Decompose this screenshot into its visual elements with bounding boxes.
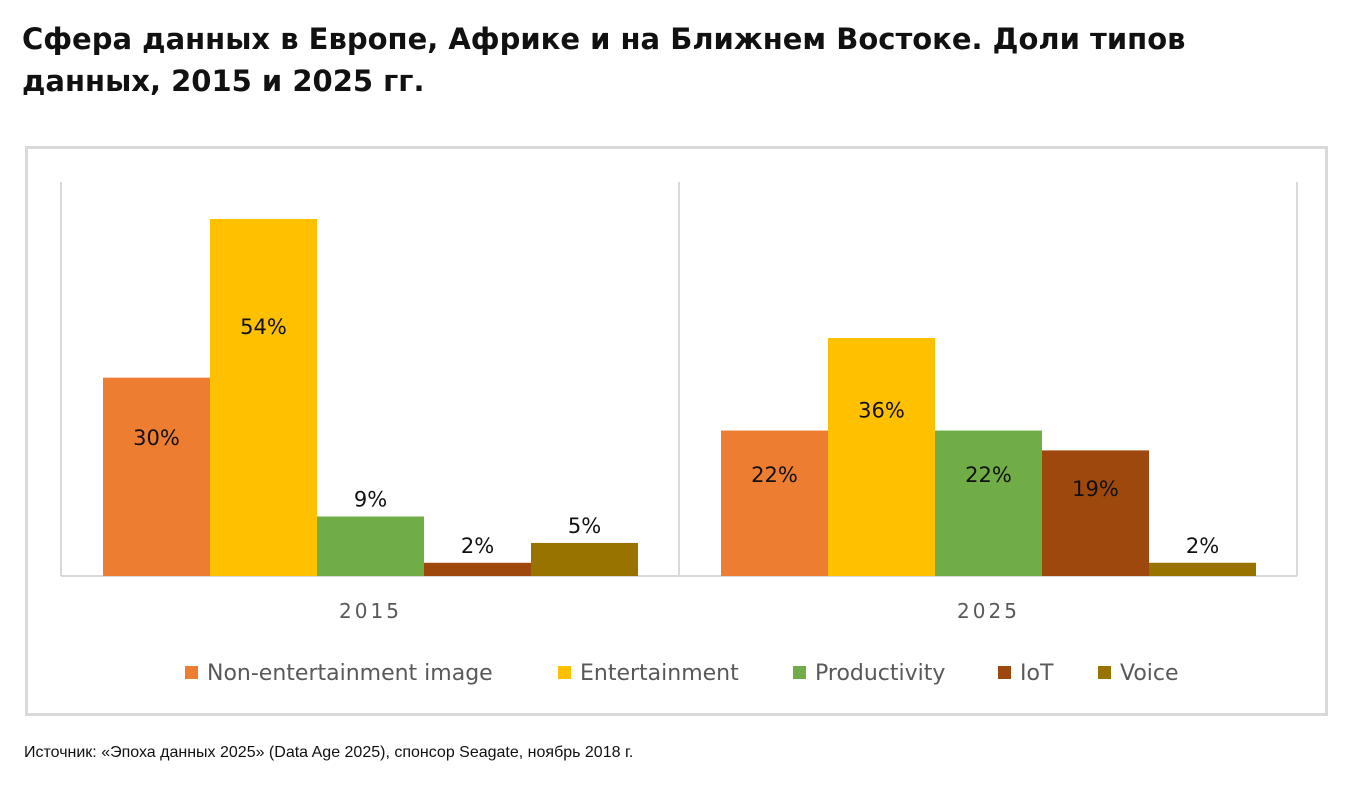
data-label-2015-4: 5% — [568, 514, 601, 538]
bar-2015-3 — [424, 562, 531, 576]
data-label-2025-3: 19% — [1072, 477, 1119, 501]
bar-2025-0 — [721, 430, 828, 576]
data-label-2025-1: 36% — [858, 398, 905, 422]
legend-label-2: Productivity — [815, 661, 945, 686]
bar-2025-3 — [1042, 450, 1149, 576]
bar-2015-1 — [210, 219, 317, 576]
x-tick-label-2015: 2015 — [339, 599, 402, 623]
legend-label-4: Voice — [1120, 661, 1179, 686]
source-note: Источник: «Эпоха данных 2025» (Data Age … — [24, 744, 634, 761]
legend-swatch-0 — [185, 666, 198, 679]
data-label-2015-0: 30% — [133, 426, 180, 450]
chart-title: Сфера данных в Европе, Африке и на Ближн… — [22, 22, 1186, 98]
legend-swatch-3 — [998, 666, 1011, 679]
legend-swatch-2 — [793, 666, 806, 679]
x-tick-label-2025: 2025 — [957, 599, 1020, 623]
data-label-2015-2: 9% — [354, 488, 387, 512]
data-label-2015-1: 54% — [240, 315, 287, 339]
legend-swatch-4 — [1098, 666, 1111, 679]
bar-2015-0 — [103, 377, 210, 576]
bar-2015-4 — [531, 542, 638, 576]
bar-2025-1 — [828, 338, 935, 576]
data-label-2025-0: 22% — [751, 463, 798, 487]
data-label-2015-3: 2% — [461, 534, 494, 558]
legend-label-3: IoT — [1020, 661, 1054, 686]
bar-2015-2 — [317, 516, 424, 576]
legend-label-1: Entertainment — [580, 661, 739, 686]
data-label-2025-2: 22% — [965, 463, 1012, 487]
legend-swatch-1 — [558, 666, 571, 679]
data-label-2025-4: 2% — [1186, 534, 1219, 558]
bar-2025-2 — [935, 430, 1042, 576]
bar-2025-4 — [1149, 562, 1256, 576]
legend-label-0: Non-entertainment image — [207, 661, 493, 686]
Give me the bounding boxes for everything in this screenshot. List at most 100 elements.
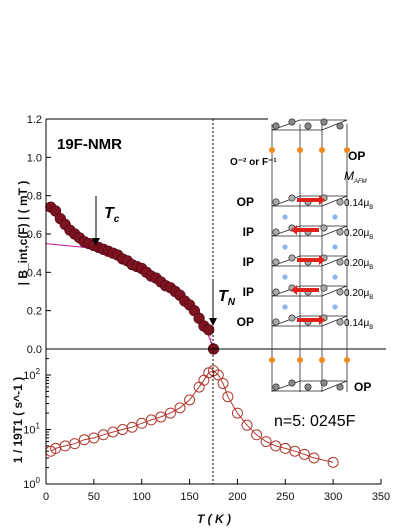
apical-atom	[297, 147, 303, 153]
tn-label: TN	[218, 288, 236, 308]
data-point	[174, 402, 186, 414]
y-tick-base: 10	[23, 370, 35, 382]
atom	[288, 194, 296, 202]
data-point	[308, 452, 320, 464]
y-tick-label: 1.0	[27, 152, 42, 164]
y-tick-base: 10	[23, 425, 35, 437]
tc-label-main: T	[104, 205, 115, 222]
moment-sub: B	[369, 295, 373, 301]
spin-arrow-head	[319, 195, 325, 205]
layer-moment: 0.14μB	[344, 318, 373, 331]
data-point	[298, 448, 310, 460]
x-tick-label: 0	[43, 491, 49, 503]
lower-data-points	[45, 365, 339, 468]
apical-atom	[344, 357, 350, 363]
data-point	[260, 436, 272, 448]
apical-atom	[297, 357, 303, 363]
layer-label: IP	[243, 255, 254, 269]
y-tick-label: 0.8	[27, 191, 42, 203]
y-tick-exponent: 0	[36, 476, 41, 485]
apical-atom	[269, 357, 275, 363]
atom	[320, 379, 328, 387]
atom	[336, 122, 344, 130]
interlayer-atom	[332, 214, 338, 220]
layer-moment: 0.14μB	[344, 198, 373, 211]
moment-header-sub: AFM	[353, 179, 367, 185]
tc-label-sub: c	[114, 214, 120, 225]
atom	[288, 379, 296, 387]
y-tick-label: 0.4	[27, 267, 42, 279]
moment-sub: B	[369, 325, 373, 331]
x-tick-label: 100	[133, 491, 151, 503]
apical-atom	[319, 147, 325, 153]
x-tick-label: 200	[228, 491, 246, 503]
spin-arrow-shaft	[297, 318, 319, 322]
data-point	[327, 456, 339, 468]
moment-value: 0.20μ	[344, 228, 369, 239]
data-point	[164, 407, 176, 419]
atom	[272, 318, 280, 326]
atom	[336, 383, 344, 391]
spin-arrow-shaft	[297, 228, 319, 232]
x-tick-label: 150	[180, 491, 198, 503]
data-point	[88, 432, 100, 444]
spin-arrow-head	[319, 315, 325, 325]
apical-atom	[344, 147, 350, 153]
atom	[288, 118, 296, 126]
layer-label: IP	[243, 225, 254, 239]
interlayer-atom	[282, 304, 288, 310]
data-point	[155, 411, 167, 423]
layer-label: OP	[237, 315, 254, 329]
interlayer-atom	[282, 274, 288, 280]
layer-moment: 0.20μB	[344, 258, 373, 271]
layer-label: OP	[237, 195, 254, 209]
y-tick-label: 0.6	[27, 229, 42, 241]
tc-marker: Tc	[92, 196, 120, 246]
x-tick-label: 250	[276, 491, 294, 503]
atom	[304, 383, 312, 391]
atom	[336, 288, 344, 296]
top-plane-label: OP	[348, 149, 365, 163]
layer-label: IP	[243, 285, 254, 299]
structure-caption: n=5: 0245F	[274, 413, 356, 430]
x-tick-label: 350	[372, 491, 390, 503]
data-point	[69, 438, 81, 450]
y-tick-label: 0.0	[27, 344, 42, 356]
moment-value: 0.14μ	[344, 198, 369, 209]
layer-moment: 0.20μB	[344, 288, 373, 301]
spin-arrows	[291, 195, 325, 325]
tn-arrow-head	[209, 318, 217, 326]
interlayer-atom	[282, 244, 288, 250]
moment-sub: B	[369, 265, 373, 271]
bottom-plane-label: OP	[354, 380, 371, 394]
y-tick-label: 0.2	[27, 306, 42, 318]
data-point	[251, 429, 263, 441]
interlayer-atom	[332, 274, 338, 280]
spin-arrow-shaft	[297, 258, 319, 262]
data-point	[217, 377, 229, 389]
moment-sub: B	[369, 235, 373, 241]
tn-label-main: T	[218, 288, 229, 305]
moment-value: 0.20μ	[344, 258, 369, 269]
y-axis-label-upper: | B_int,c(F) | ( mT )	[16, 181, 30, 286]
lower-series-line	[50, 370, 334, 463]
data-point	[231, 407, 243, 419]
atom	[320, 284, 328, 292]
caption-box	[268, 404, 380, 431]
atom	[320, 224, 328, 232]
interlayer-atom	[282, 214, 288, 220]
data-point	[289, 445, 301, 457]
y-axis-label-lower: 1 / 19T1 ( s^-1 )	[11, 377, 25, 463]
nmr-title: 19F-NMR	[57, 136, 122, 153]
atom	[336, 228, 344, 236]
moment-value: 0.20μ	[344, 288, 369, 299]
atom	[336, 258, 344, 266]
tn-label-sub: N	[228, 297, 236, 308]
upper-data-points	[45, 201, 220, 355]
cuo2-planes	[271, 119, 348, 392]
data-point	[222, 391, 234, 403]
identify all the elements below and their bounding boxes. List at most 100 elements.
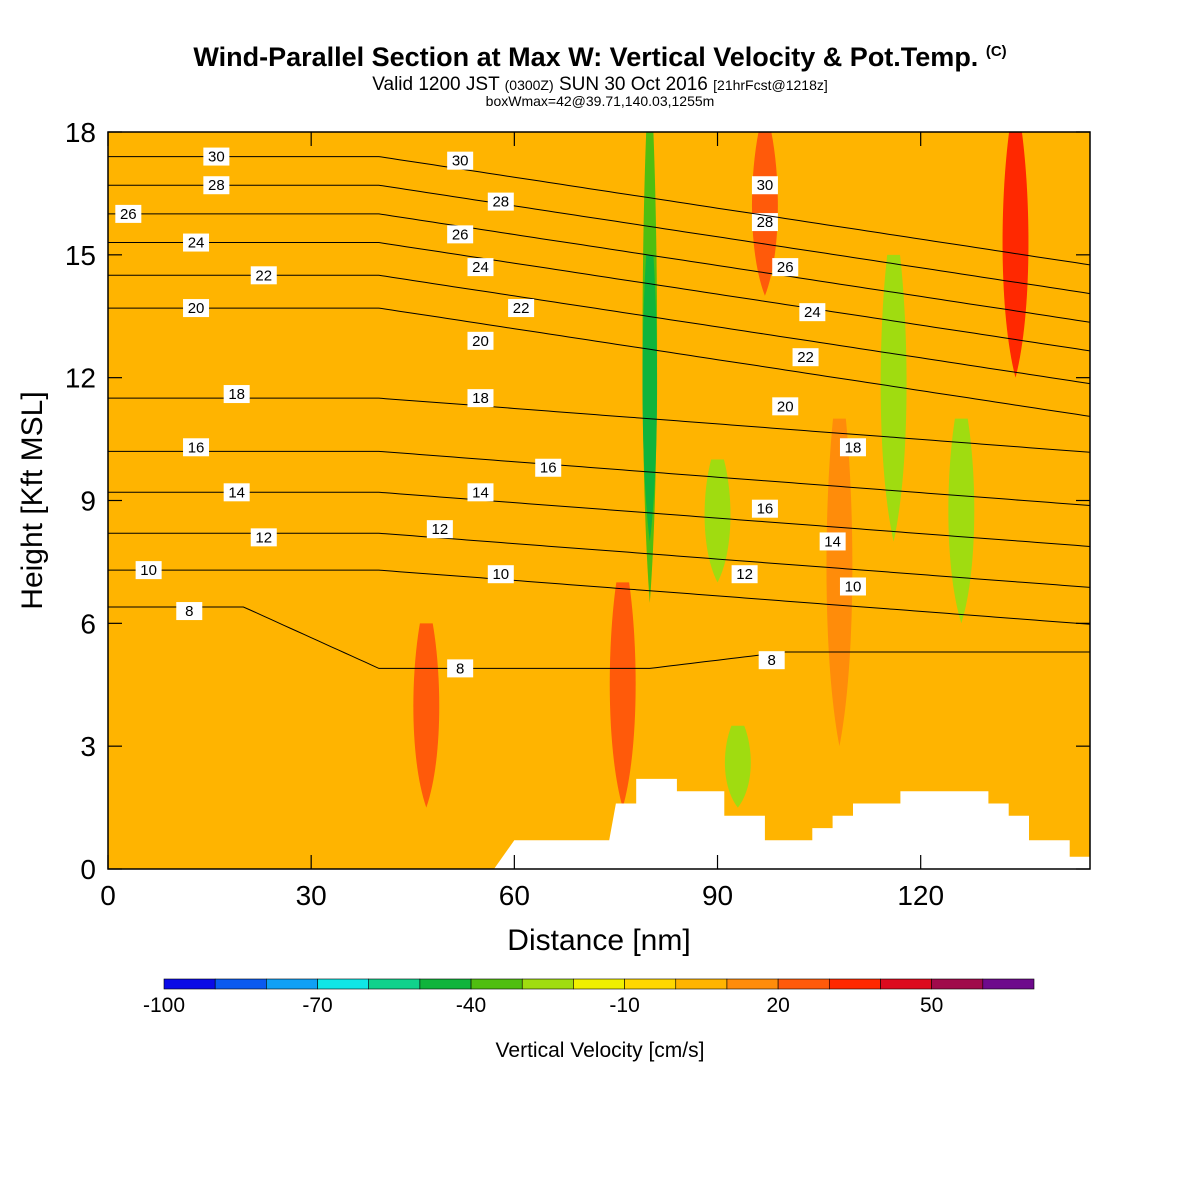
theta-label-26-0: 26: [120, 206, 137, 223]
colorbar-label: Vertical Velocity [cm/s]: [496, 1039, 705, 1062]
y-tick-label-0: 0: [80, 854, 96, 885]
theta-label-16-0: 16: [188, 439, 205, 456]
theta-label-bg-30-1: [447, 151, 474, 170]
chart-subtitle: Valid 1200 JST (0300Z) SUN 30 Oct 2016 […: [372, 74, 828, 95]
theta-label-18-1: 18: [472, 390, 489, 407]
theta-label-bg-28-2: [751, 213, 778, 232]
velocity-band-2: [704, 459, 731, 583]
theta-label-bg-14-1: [467, 483, 494, 502]
colorbar-tick-label-2: -40: [456, 994, 486, 1017]
theta-label-bg-30-0: [203, 147, 230, 166]
colorbar-swatch-5: [419, 978, 472, 990]
theta-label-bg-10-1: [487, 565, 514, 584]
theta-label-bg-16-0: [183, 438, 210, 457]
theta-label-bg-8-1: [447, 659, 474, 678]
theta-contours: 8 8 8 10 10 10 12 12 12 14 14 14 16 16 16 18 18 18 20 20 20 2…: [108, 147, 1090, 678]
colorbar-swatch-7: [521, 978, 574, 990]
theta-label-24-2: 24: [804, 304, 821, 321]
axes: 0 30 60 90 120 0 3 6 9 12 15 18 Distance [nm] Height …: [16, 117, 1090, 957]
theta-label-bg-12-0: [250, 528, 277, 547]
theta-label-12-2: 12: [736, 566, 753, 583]
colorbar-swatch-15: [931, 978, 984, 990]
velocity-band-3: [724, 725, 751, 808]
theta-label-22-2: 22: [797, 349, 814, 366]
theta-label-bg-28-0: [203, 176, 230, 195]
y-tick-label-9: 9: [80, 486, 96, 517]
theta-label-18-2: 18: [845, 439, 862, 456]
colorbar-swatch-8: [573, 978, 625, 990]
colorbar-tick-label-4: 20: [766, 994, 789, 1017]
theta-label-bg-24-0: [183, 233, 210, 252]
theta-label-bg-12-1: [426, 520, 453, 539]
theta-label-bg-18-1: [467, 389, 494, 408]
colorbar-swatch-11: [726, 978, 779, 990]
theta-label-24-0: 24: [188, 235, 205, 252]
theta-line-18: [108, 397, 1090, 453]
colorbar-swatch-3: [317, 978, 370, 990]
theta-line-28: [108, 184, 1090, 295]
theta-label-bg-26-1: [447, 225, 474, 244]
theta-label-26-1: 26: [452, 226, 469, 243]
colorbar-swatch-9: [624, 978, 677, 990]
theta-label-28-0: 28: [208, 177, 225, 194]
colorbar-swatch-10: [675, 978, 728, 990]
theta-label-16-2: 16: [757, 501, 774, 518]
theta-label-24-1: 24: [472, 259, 489, 276]
colorbar-swatch-13: [828, 978, 881, 990]
theta-label-30-2: 30: [757, 177, 774, 194]
theta-label-10-2: 10: [845, 578, 862, 595]
theta-label-12-1: 12: [432, 521, 449, 538]
theta-line-26: [108, 213, 1090, 323]
theta-label-bg-30-2: [751, 176, 778, 195]
theta-label-10-0: 10: [140, 562, 157, 579]
title-mark: (C): [985, 43, 1007, 60]
theta-label-bg-10-2: [839, 577, 866, 596]
theta-label-bg-16-2: [751, 499, 778, 518]
theta-line-20: [108, 307, 1090, 417]
theta-label-bg-14-2: [819, 532, 846, 551]
velocity-band-9: [609, 582, 636, 808]
theta-label-bg-28-1: [487, 192, 514, 211]
theta-label-20-2: 20: [777, 398, 794, 415]
theta-label-bg-8-2: [758, 651, 785, 670]
theta-line-16: [108, 450, 1090, 506]
theta-label-8-0: 8: [185, 603, 193, 620]
x-tick-label-60: 60: [499, 880, 530, 911]
theta-label-20-1: 20: [472, 333, 489, 350]
theta-label-14-1: 14: [472, 484, 489, 501]
colorbar-swatch-6: [470, 978, 523, 990]
theta-label-8-1: 8: [456, 660, 464, 677]
theta-label-30-1: 30: [452, 153, 469, 170]
y-axis-label: Height [Kft MSL]: [16, 391, 49, 609]
theta-label-16-1: 16: [540, 460, 557, 477]
terrain-fill: [108, 778, 1090, 869]
velocity-background: [108, 132, 1090, 869]
theta-label-8-2: 8: [768, 652, 776, 669]
x-tick-label-0: 0: [100, 880, 116, 911]
theta-label-10-1: 10: [492, 566, 509, 583]
theta-line-30: [108, 156, 1090, 266]
y-tick-label-12: 12: [65, 363, 96, 394]
theta-line-8: [108, 606, 1090, 669]
colorbar-swatch-0: [163, 978, 216, 990]
theta-label-bg-16-1: [535, 458, 562, 477]
colorbar-tick-label-5: 50: [920, 994, 943, 1017]
colorbar-swatch-2: [266, 978, 318, 990]
colorbar-swatch-12: [777, 978, 830, 990]
y-tick-label-15: 15: [65, 240, 96, 271]
velocity-band-10: [826, 418, 853, 747]
theta-line-24: [108, 242, 1090, 352]
chart-subtitle-2: boxWmax=42@39.71,140.03,1255m: [485, 93, 715, 109]
theta-label-bg-24-1: [467, 258, 494, 277]
x-tick-label-30: 30: [296, 880, 327, 911]
theta-label-12-0: 12: [255, 529, 272, 546]
theta-label-20-0: 20: [188, 300, 205, 317]
theta-label-bg-20-2: [772, 397, 799, 416]
colorbar-tick-label-3: -10: [609, 994, 639, 1017]
velocity-band-8: [413, 623, 440, 808]
y-tick-label-3: 3: [80, 731, 96, 762]
velocity-band-5: [948, 418, 975, 624]
theta-label-bg-8-0: [176, 602, 203, 621]
theta-label-22-0: 22: [255, 267, 272, 284]
theta-label-bg-18-2: [839, 438, 866, 457]
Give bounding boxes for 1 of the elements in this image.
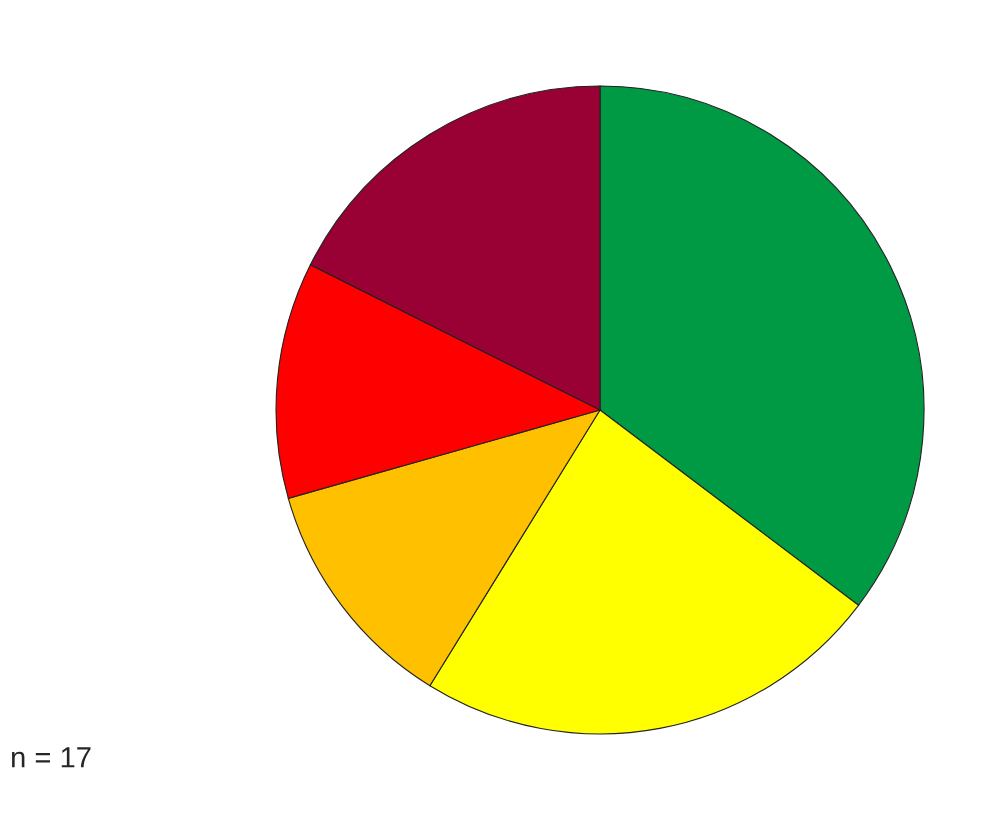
■ ■ ■
**What needs to be done**: Rewrite part of the material above as a Markdown table with two columns, Row for the running number and Entry for the line itself, leaving out blank lines. Begin at the line that contains "data-label-2015-4: 5% — [568, 514, 601, 538]" and stop after the line that contains "legend-label-4: Voice —".

**Output below**:
| Row | Entry |
|---|---|
| 1 | data-label-2015-4: 5% — [568, 514, 601, 538] |
| 2 | bar-2015-3 — [424, 562, 531, 576] |
| 3 | data-label-2025-3: 19% — [1072, 477, 1119, 501] |
| 4 | bar-2025-0 — [721, 430, 828, 576] |
| 5 | data-label-2025-1: 36% — [858, 398, 905, 422] |
| 6 | legend-label-2: Productivity — [815, 661, 945, 686] |
| 7 | bar-2025-3 — [1042, 450, 1149, 576] |
| 8 | bar-2015-1 — [210, 219, 317, 576] |
| 9 | x-tick-label-2015: 2015 — [339, 599, 402, 623] |
| 10 | legend-label-4: Voice — [1120, 661, 1179, 686] |